## What is asked
Pull every line containing "Price" from the entries.

## Extracted data
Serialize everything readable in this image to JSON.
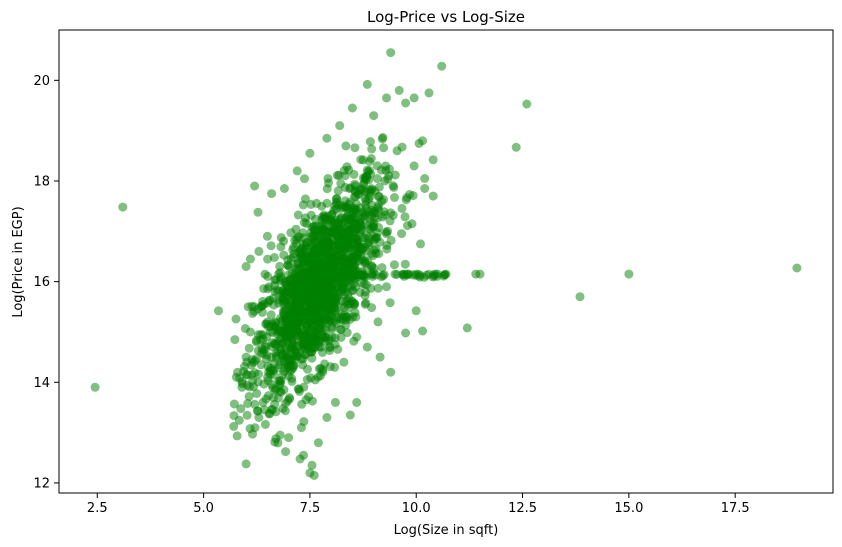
{
  "chart_data": {
    "type": "scatter",
    "title": "Log-Price vs Log-Size",
    "xlabel": "Log(Size in sqft)",
    "ylabel": "Log(Price in EGP)",
    "xlim": [
      1.6,
      19.8
    ],
    "ylim": [
      11.8,
      21.0
    ],
    "xticks": [
      2.5,
      5.0,
      7.5,
      10.0,
      12.5,
      15.0,
      17.5
    ],
    "xtick_labels": [
      "2.5",
      "5.0",
      "7.5",
      "10.0",
      "12.5",
      "15.0",
      "17.5"
    ],
    "yticks": [
      12,
      14,
      16,
      18,
      20
    ],
    "ytick_labels": [
      "12",
      "14",
      "16",
      "18",
      "20"
    ],
    "grid": false,
    "legend": "none",
    "point_color": "#008000",
    "point_alpha": 0.5,
    "series": [
      {
        "values": [
          [
            2.45,
            13.9
          ],
          [
            3.1,
            17.48
          ],
          [
            5.35,
            15.42
          ],
          [
            6.2,
            17.9
          ],
          [
            6.28,
            17.38
          ],
          [
            6.15,
            12.97
          ],
          [
            6.3,
            13.3
          ],
          [
            6.55,
            13.38
          ],
          [
            6.8,
            12.95
          ],
          [
            6.7,
            12.88
          ],
          [
            7.0,
            12.9
          ],
          [
            7.3,
            13.1
          ],
          [
            7.35,
            12.55
          ],
          [
            7.5,
            12.2
          ],
          [
            7.55,
            12.35
          ],
          [
            7.6,
            12.15
          ],
          [
            7.7,
            12.8
          ],
          [
            7.9,
            13.3
          ],
          [
            8.1,
            13.6
          ],
          [
            8.45,
            13.35
          ],
          [
            8.6,
            13.6
          ],
          [
            8.85,
            14.7
          ],
          [
            9.15,
            14.5
          ],
          [
            9.4,
            14.2
          ],
          [
            9.75,
            14.98
          ],
          [
            10.0,
            15.42
          ],
          [
            10.15,
            15.02
          ],
          [
            11.2,
            15.08
          ],
          [
            9.5,
            16.15
          ],
          [
            9.8,
            16.15
          ],
          [
            10.0,
            16.15
          ],
          [
            10.5,
            16.15
          ],
          [
            10.7,
            16.15
          ],
          [
            11.4,
            16.15
          ],
          [
            11.5,
            16.15
          ],
          [
            10.1,
            16.75
          ],
          [
            10.4,
            17.7
          ],
          [
            10.2,
            18.05
          ],
          [
            10.4,
            18.42
          ],
          [
            10.15,
            18.8
          ],
          [
            10.3,
            19.75
          ],
          [
            10.6,
            20.28
          ],
          [
            9.4,
            20.55
          ],
          [
            8.85,
            19.92
          ],
          [
            9.75,
            19.55
          ],
          [
            9.95,
            19.65
          ],
          [
            12.35,
            18.67
          ],
          [
            12.6,
            19.53
          ],
          [
            13.85,
            15.7
          ],
          [
            15.0,
            16.15
          ],
          [
            18.95,
            16.27
          ],
          [
            9.9,
            17.15
          ],
          [
            10.2,
            17.85
          ],
          [
            9.55,
            18.6
          ],
          [
            9.95,
            18.3
          ],
          [
            6.6,
            17.75
          ],
          [
            6.9,
            17.85
          ],
          [
            7.2,
            18.2
          ],
          [
            7.5,
            18.55
          ],
          [
            7.9,
            18.85
          ],
          [
            8.2,
            19.1
          ],
          [
            8.5,
            19.45
          ],
          [
            9.0,
            19.3
          ],
          [
            9.3,
            19.65
          ],
          [
            9.6,
            19.8
          ],
          [
            5.8,
            14.2
          ],
          [
            5.9,
            13.9
          ],
          [
            6.0,
            14.5
          ],
          [
            6.1,
            15.0
          ],
          [
            6.05,
            15.5
          ],
          [
            6.0,
            16.3
          ],
          [
            6.1,
            16.45
          ],
          [
            6.3,
            16.6
          ],
          [
            6.5,
            16.9
          ],
          [
            6.4,
            13.6
          ],
          [
            8.8,
            15.55
          ],
          [
            9.1,
            15.2
          ],
          [
            8.3,
            14.4
          ],
          [
            8.6,
            14.9
          ],
          [
            9.3,
            15.9
          ]
        ]
      }
    ],
    "cloud": {
      "description_free": true,
      "points": 1600
    }
  }
}
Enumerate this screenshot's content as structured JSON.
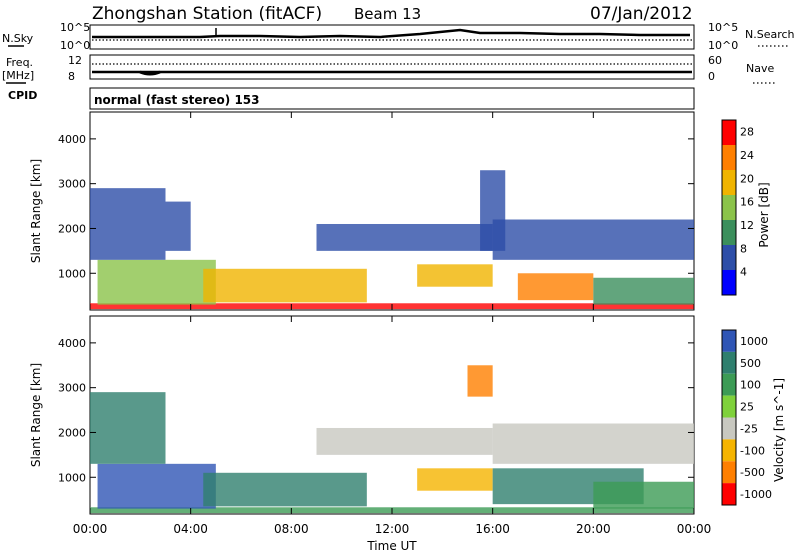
{
  "header": {
    "station": "Zhongshan Station (fitACF)",
    "beam": "Beam 13",
    "date": "07/Jan/2012"
  },
  "noise_panel": {
    "left_label": "N.Sky",
    "left_ticks": [
      "10^5",
      "10^0"
    ],
    "right_ticks": [
      "10^5",
      "10^0"
    ],
    "right_label": "N.Search"
  },
  "freq_panel": {
    "left_label_1": "Freq.",
    "left_label_2": "[MHz]",
    "left_ticks": [
      "12",
      "8"
    ],
    "right_ticks": [
      "60",
      "0"
    ],
    "right_label": "Nave",
    "cpid_label": "CPID"
  },
  "cpid_text": "normal (fast stereo) 153",
  "chart_data": [
    {
      "type": "heatmap",
      "name": "power",
      "ylabel": "Slant Range [km]",
      "ylim": [
        180,
        4600
      ],
      "yticks": [
        1000,
        2000,
        3000,
        4000
      ],
      "xlabel": "Time UT",
      "xlim": [
        0,
        24
      ],
      "xticks": [
        "00:00",
        "04:00",
        "08:00",
        "12:00",
        "16:00",
        "20:00",
        "00:00"
      ],
      "colorbar": {
        "label": "Power [dB]",
        "ticks": [
          4,
          8,
          12,
          16,
          20,
          24,
          28
        ],
        "range": [
          0,
          30
        ],
        "colors": [
          "#0000ff",
          "#2d4ea8",
          "#3b8f5c",
          "#8bc34a",
          "#f0b400",
          "#ff7f00",
          "#ff0000"
        ]
      },
      "bands": [
        {
          "t": [
            0,
            24
          ],
          "r": [
            200,
            330
          ],
          "level": 26
        },
        {
          "t": [
            0.3,
            5
          ],
          "r": [
            300,
            1300
          ],
          "level": 14
        },
        {
          "t": [
            4.5,
            11
          ],
          "r": [
            350,
            1100
          ],
          "level": 20
        },
        {
          "t": [
            0,
            3
          ],
          "r": [
            1300,
            2900
          ],
          "level": 6
        },
        {
          "t": [
            3,
            4
          ],
          "r": [
            1500,
            2600
          ],
          "level": 7
        },
        {
          "t": [
            9,
            16
          ],
          "r": [
            1500,
            2100
          ],
          "level": 6
        },
        {
          "t": [
            13,
            16
          ],
          "r": [
            700,
            1200
          ],
          "level": 21
        },
        {
          "t": [
            15.5,
            16.5
          ],
          "r": [
            1500,
            3300
          ],
          "level": 7
        },
        {
          "t": [
            16,
            24
          ],
          "r": [
            1300,
            2200
          ],
          "level": 8
        },
        {
          "t": [
            17,
            20
          ],
          "r": [
            400,
            1000
          ],
          "level": 22
        },
        {
          "t": [
            20,
            24
          ],
          "r": [
            300,
            900
          ],
          "level": 12
        }
      ]
    },
    {
      "type": "heatmap",
      "name": "velocity",
      "ylabel": "Slant Range [km]",
      "ylim": [
        180,
        4600
      ],
      "yticks": [
        1000,
        2000,
        3000,
        4000
      ],
      "xlabel": "Time UT",
      "xlim": [
        0,
        24
      ],
      "xticks": [
        "00:00",
        "04:00",
        "08:00",
        "12:00",
        "16:00",
        "20:00",
        "00:00"
      ],
      "colorbar": {
        "label": "Velocity [m s^-1]",
        "ticks": [
          "1000",
          "500",
          "100",
          "25",
          "-25",
          "-100",
          "-500",
          "-1000"
        ],
        "colors": [
          "#2f55b5",
          "#2f7f6e",
          "#3c9b55",
          "#7fd13b",
          "#c8c8c0",
          "#f5b400",
          "#ff7f00",
          "#ff0000"
        ]
      },
      "bands": [
        {
          "t": [
            0,
            24
          ],
          "r": [
            200,
            330
          ],
          "level": 2
        },
        {
          "t": [
            0.3,
            5
          ],
          "r": [
            300,
            1300
          ],
          "level": 0
        },
        {
          "t": [
            4.5,
            11
          ],
          "r": [
            350,
            1100
          ],
          "level": 1
        },
        {
          "t": [
            0,
            3
          ],
          "r": [
            1300,
            2900
          ],
          "level": 1
        },
        {
          "t": [
            9,
            16
          ],
          "r": [
            1500,
            2100
          ],
          "level": 4
        },
        {
          "t": [
            13,
            16
          ],
          "r": [
            700,
            1200
          ],
          "level": 5
        },
        {
          "t": [
            15,
            16
          ],
          "r": [
            2800,
            3500
          ],
          "level": 6
        },
        {
          "t": [
            16,
            24
          ],
          "r": [
            1300,
            2200
          ],
          "level": 4
        },
        {
          "t": [
            16,
            22
          ],
          "r": [
            400,
            1200
          ],
          "level": 1
        },
        {
          "t": [
            20,
            24
          ],
          "r": [
            300,
            900
          ],
          "level": 2
        }
      ]
    }
  ]
}
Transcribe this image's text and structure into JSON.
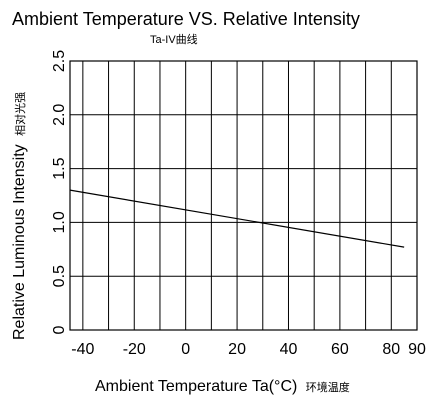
{
  "chart_data": {
    "type": "line",
    "title": "Ambient Temperature VS. Relative Intensity",
    "subtitle": "Ta-IV曲线",
    "xlabel": "Ambient Temperature Ta(°C)",
    "xlabel_cjk": "环境温度",
    "ylabel": "Relative Luminous Intensity",
    "ylabel_cjk": "相对光强",
    "xlim": [
      -45,
      90
    ],
    "ylim": [
      0,
      2.5
    ],
    "x_ticks": [
      -40,
      -20,
      0,
      20,
      40,
      60,
      80,
      90
    ],
    "x_tick_labels": [
      "-40",
      "-20",
      "0",
      "20",
      "40",
      "60",
      "80",
      "90"
    ],
    "y_ticks": [
      0,
      0.5,
      1.0,
      1.5,
      2.0,
      2.5
    ],
    "y_tick_labels": [
      "0",
      "0.5",
      "1.0",
      "1.5",
      "2.0",
      "2.5"
    ],
    "x_grid_step": 10,
    "grid": true,
    "series": [
      {
        "x": [
          -45,
          85
        ],
        "y": [
          1.3,
          0.77
        ]
      }
    ],
    "line_color": "#000000",
    "grid_color": "#000000"
  }
}
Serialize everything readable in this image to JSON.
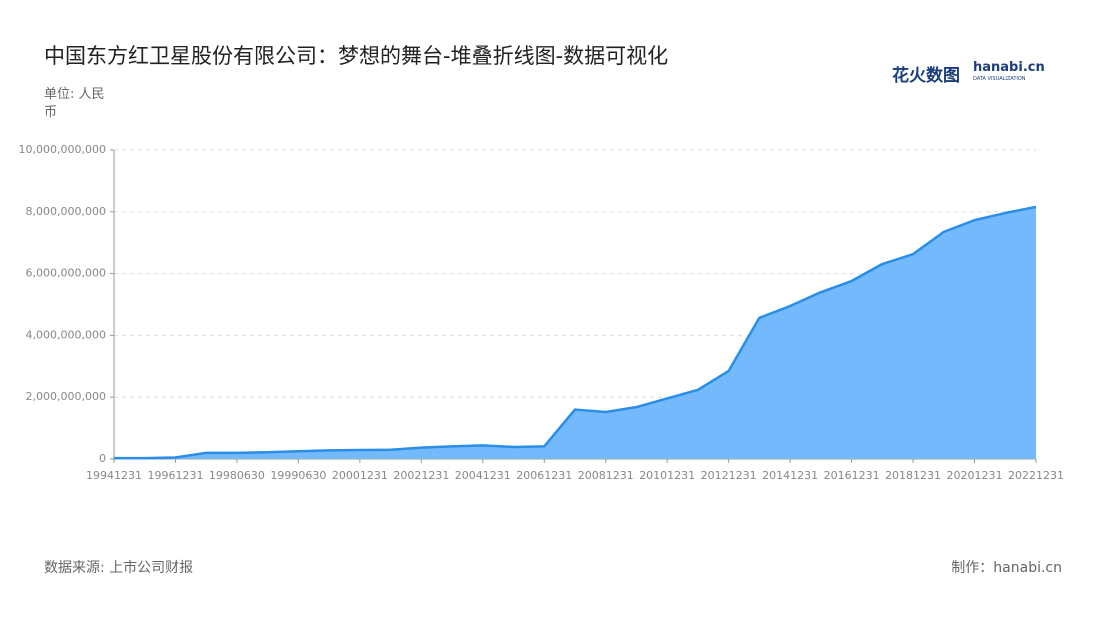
{
  "chart_data": {
    "type": "area",
    "title": "中国东方红卫星股份有限公司：梦想的舞台-堆叠折线图-数据可视化",
    "unit_label": "单位: 人民币",
    "source": "数据来源: 上市公司财报",
    "credit": "制作：hanabi.cn",
    "logo": {
      "name": "花火数图",
      "site": "hanabi.cn",
      "tagline": "DATA VISUALIZATION"
    },
    "categories": [
      "19941231",
      null,
      "19961231",
      null,
      "19980630",
      null,
      "19990630",
      null,
      "20001231",
      null,
      "20021231",
      null,
      "20041231",
      null,
      "20061231",
      null,
      "20081231",
      null,
      "20101231",
      null,
      "20121231",
      null,
      "20141231",
      null,
      "20161231",
      null,
      "20181231",
      null,
      "20201231",
      null,
      "20221231"
    ],
    "series": [
      {
        "color": "#2a8ee8",
        "fill": "#74b9fb",
        "values": [
          30000000,
          30000000,
          50000000,
          200000000,
          200000000,
          220000000,
          250000000,
          280000000,
          290000000,
          300000000,
          370000000,
          410000000,
          440000000,
          390000000,
          410000000,
          1600000000,
          1520000000,
          1680000000,
          1960000000,
          2240000000,
          2850000000,
          4570000000,
          4950000000,
          5400000000,
          5760000000,
          6310000000,
          6630000000,
          7350000000,
          7730000000,
          7960000000,
          8160000000
        ]
      }
    ],
    "ylim": [
      0,
      10000000000
    ],
    "yticks": [
      0,
      {
        "value": 2000000000,
        "label": "2,000,000,000"
      },
      {
        "value": 4000000000,
        "label": "4,000,000,000"
      },
      {
        "value": 6000000000,
        "label": "6,000,000,000"
      },
      {
        "value": 8000000000,
        "label": "8,000,000,000"
      },
      {
        "value": 10000000000,
        "label": "10,000,000,000"
      }
    ],
    "grid": true
  }
}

## Solution to this exercise
    "title": "Log-Price vs Log-Size",
    "ylabel": "Log(Price in EGP)",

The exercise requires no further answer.